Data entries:

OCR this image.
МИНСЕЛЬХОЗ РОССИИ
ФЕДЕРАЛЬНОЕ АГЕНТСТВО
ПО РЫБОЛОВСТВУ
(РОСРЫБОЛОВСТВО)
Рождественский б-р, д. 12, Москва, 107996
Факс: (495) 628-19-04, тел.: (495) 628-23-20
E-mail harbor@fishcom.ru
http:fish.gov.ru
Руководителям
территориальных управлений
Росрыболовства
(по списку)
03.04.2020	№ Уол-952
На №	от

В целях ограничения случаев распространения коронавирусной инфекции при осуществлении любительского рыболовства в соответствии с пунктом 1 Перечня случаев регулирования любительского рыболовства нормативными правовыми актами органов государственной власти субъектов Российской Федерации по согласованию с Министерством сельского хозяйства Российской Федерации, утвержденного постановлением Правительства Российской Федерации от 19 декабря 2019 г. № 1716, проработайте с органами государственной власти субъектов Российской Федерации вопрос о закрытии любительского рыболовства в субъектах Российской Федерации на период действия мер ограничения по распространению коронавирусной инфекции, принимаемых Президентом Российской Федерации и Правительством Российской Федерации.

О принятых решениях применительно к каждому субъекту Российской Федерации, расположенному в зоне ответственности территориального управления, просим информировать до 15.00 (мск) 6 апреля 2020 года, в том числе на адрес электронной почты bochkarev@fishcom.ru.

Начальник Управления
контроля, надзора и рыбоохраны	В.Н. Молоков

# [DIRECTIVE]
Quote every record above exactly.

# [WRITTEN SOLUTION]
OCR this image.
МИНСЕЛЬХОЗ РОССИИ
ФЕДЕРАЛЬНОЕ АГЕНТСТВО
ПО РЫБОЛОВСТВУ
(РОСРЫБОЛОВСТВО)
Рождественский б-р, д. 12, Москва, 107996
Факс: (495) 628-19-04, тел.: (495) 628-23-20
E-mail harbor@fishcom.ru
http:fish.gov.ru
Руководителям
территориальных управлений
Росрыболовства
(по списку)
03.04.2020	№ Уол-952
На №	от

В целях ограничения случаев распространения коронавирусной инфекции при осуществлении любительского рыболовства в соответствии с пунктом 1 Перечня случаев регулирования любительского рыболовства нормативными правовыми актами органов государственной власти субъектов Российской Федерации по согласованию с Министерством сельского хозяйства Российской Федерации, утвержденного постановлением Правительства Российской Федерации от 19 декабря 2019 г. № 1716, проработайте с органами государственной власти субъектов Российской Федерации вопрос о закрытии любительского рыболовства в субъектах Российской Федерации на период действия мер ограничения по распространению коронавирусной инфекции, принимаемых Президентом Российской Федерации и Правительством Российской Федерации.

О принятых решениях применительно к каждому субъекту Российской Федерации, расположенному в зоне ответственности территориального управления, просим информировать до 15.00 (мск) 6 апреля 2020 года, в том числе на адрес электронной почты bochkarev@fishcom.ru.

Начальник Управления
контроля, надзора и рыбоохраны	В.Н. Молоков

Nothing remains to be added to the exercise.